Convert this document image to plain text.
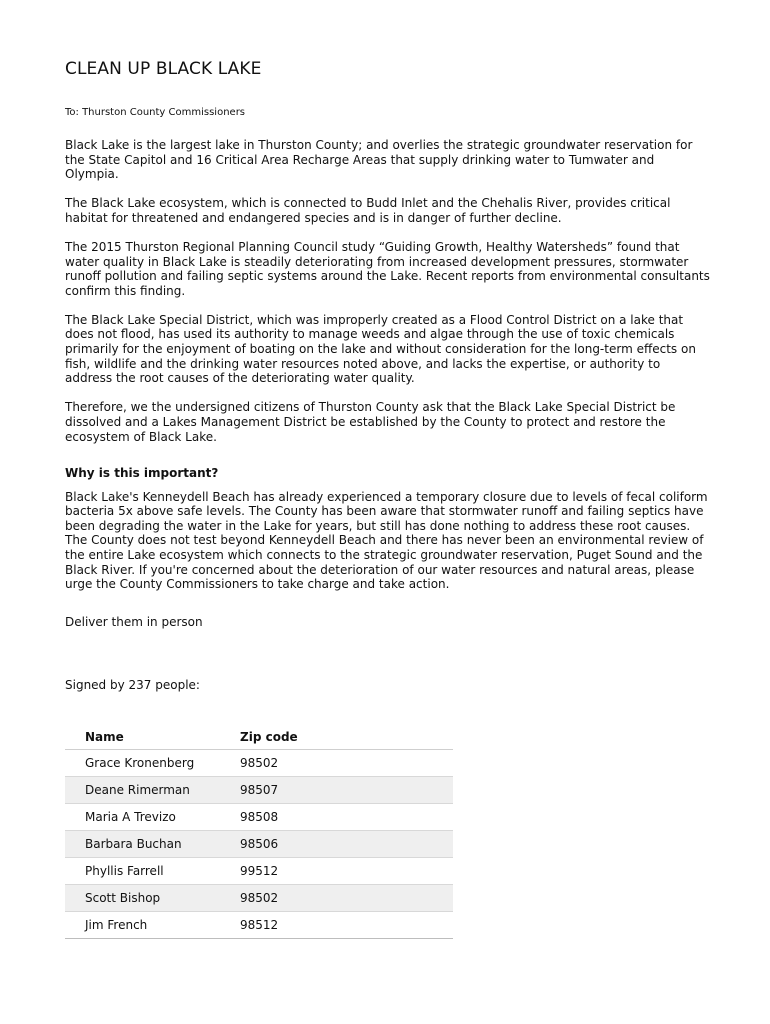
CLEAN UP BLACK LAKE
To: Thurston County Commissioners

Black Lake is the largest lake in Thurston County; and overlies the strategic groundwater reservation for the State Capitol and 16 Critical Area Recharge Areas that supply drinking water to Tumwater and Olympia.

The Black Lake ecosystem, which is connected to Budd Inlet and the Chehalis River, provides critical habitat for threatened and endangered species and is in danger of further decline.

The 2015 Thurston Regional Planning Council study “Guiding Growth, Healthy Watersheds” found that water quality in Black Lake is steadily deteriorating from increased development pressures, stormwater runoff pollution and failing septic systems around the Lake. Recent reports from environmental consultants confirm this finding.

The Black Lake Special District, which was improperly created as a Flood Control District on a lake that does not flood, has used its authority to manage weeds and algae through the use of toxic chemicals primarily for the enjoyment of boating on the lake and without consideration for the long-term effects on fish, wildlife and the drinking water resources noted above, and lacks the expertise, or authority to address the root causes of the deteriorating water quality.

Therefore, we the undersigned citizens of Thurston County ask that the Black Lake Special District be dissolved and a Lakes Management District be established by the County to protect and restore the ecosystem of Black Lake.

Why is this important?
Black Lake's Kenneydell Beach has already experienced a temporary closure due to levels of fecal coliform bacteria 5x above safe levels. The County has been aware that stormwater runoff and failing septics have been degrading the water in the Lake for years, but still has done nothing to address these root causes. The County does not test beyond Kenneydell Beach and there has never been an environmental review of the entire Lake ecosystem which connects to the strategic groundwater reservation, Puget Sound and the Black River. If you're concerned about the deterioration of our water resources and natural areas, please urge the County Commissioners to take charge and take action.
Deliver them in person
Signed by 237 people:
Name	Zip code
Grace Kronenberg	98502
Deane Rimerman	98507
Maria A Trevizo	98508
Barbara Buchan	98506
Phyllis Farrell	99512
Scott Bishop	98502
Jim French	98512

§ **Directions**: Take every line of the material that contains the word "Commissioners", and copy it.

§ **Solution for this problem**:
To: Thurston County Commissioners
Black Lake's Kenneydell Beach has already experienced a temporary closure due to levels of fecal coliform bacteria 5x above safe levels. The County has been aware that stormwater runoff and failing septics have been degrading the water in the Lake for years, but still has done nothing to address these root causes. The County does not test beyond Kenneydell Beach and there has never been an environmental review of the entire Lake ecosystem which connects to the strategic groundwater reservation, Puget Sound and the Black River. If you're concerned about the deterioration of our water resources and natural areas, please urge the County Commissioners to take charge and take action.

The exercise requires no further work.